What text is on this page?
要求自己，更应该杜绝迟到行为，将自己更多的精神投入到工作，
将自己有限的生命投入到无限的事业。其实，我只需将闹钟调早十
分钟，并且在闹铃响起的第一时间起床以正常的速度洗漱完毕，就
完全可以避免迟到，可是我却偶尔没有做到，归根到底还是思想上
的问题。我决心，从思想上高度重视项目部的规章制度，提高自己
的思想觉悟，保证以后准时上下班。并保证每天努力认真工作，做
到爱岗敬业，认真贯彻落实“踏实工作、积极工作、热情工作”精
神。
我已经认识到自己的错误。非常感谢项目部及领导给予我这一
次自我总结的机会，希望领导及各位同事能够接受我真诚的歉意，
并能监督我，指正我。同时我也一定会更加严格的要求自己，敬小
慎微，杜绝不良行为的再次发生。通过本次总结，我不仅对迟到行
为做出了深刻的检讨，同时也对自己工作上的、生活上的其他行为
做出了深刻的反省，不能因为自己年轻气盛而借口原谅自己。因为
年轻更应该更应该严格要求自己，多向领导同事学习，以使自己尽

-------------------------

From the preceding material, extract every line exactly.

# Result of the task
What text is on this page?
要求自己，更应该杜绝迟到行为，将自己更多的精神投入到工作，
将自己有限的生命投入到无限的事业。其实，我只需将闹钟调早十
分钟，并且在闹铃响起的第一时间起床以正常的速度洗漱完毕，就
完全可以避免迟到，可是我却偶尔没有做到，归根到底还是思想上
的问题。我决心，从思想上高度重视项目部的规章制度，提高自己
的思想觉悟，保证以后准时上下班。并保证每天努力认真工作，做
到爱岗敬业，认真贯彻落实“踏实工作、积极工作、热情工作”精
神。
我已经认识到自己的错误。非常感谢项目部及领导给予我这一
次自我总结的机会，希望领导及各位同事能够接受我真诚的歉意，
并能监督我，指正我。同时我也一定会更加严格的要求自己，敬小
慎微，杜绝不良行为的再次发生。通过本次总结，我不仅对迟到行
为做出了深刻的检讨，同时也对自己工作上的、生活上的其他行为
做出了深刻的反省，不能因为自己年轻气盛而借口原谅自己。因为
年轻更应该更应该严格要求自己，多向领导同事学习，以使自己尽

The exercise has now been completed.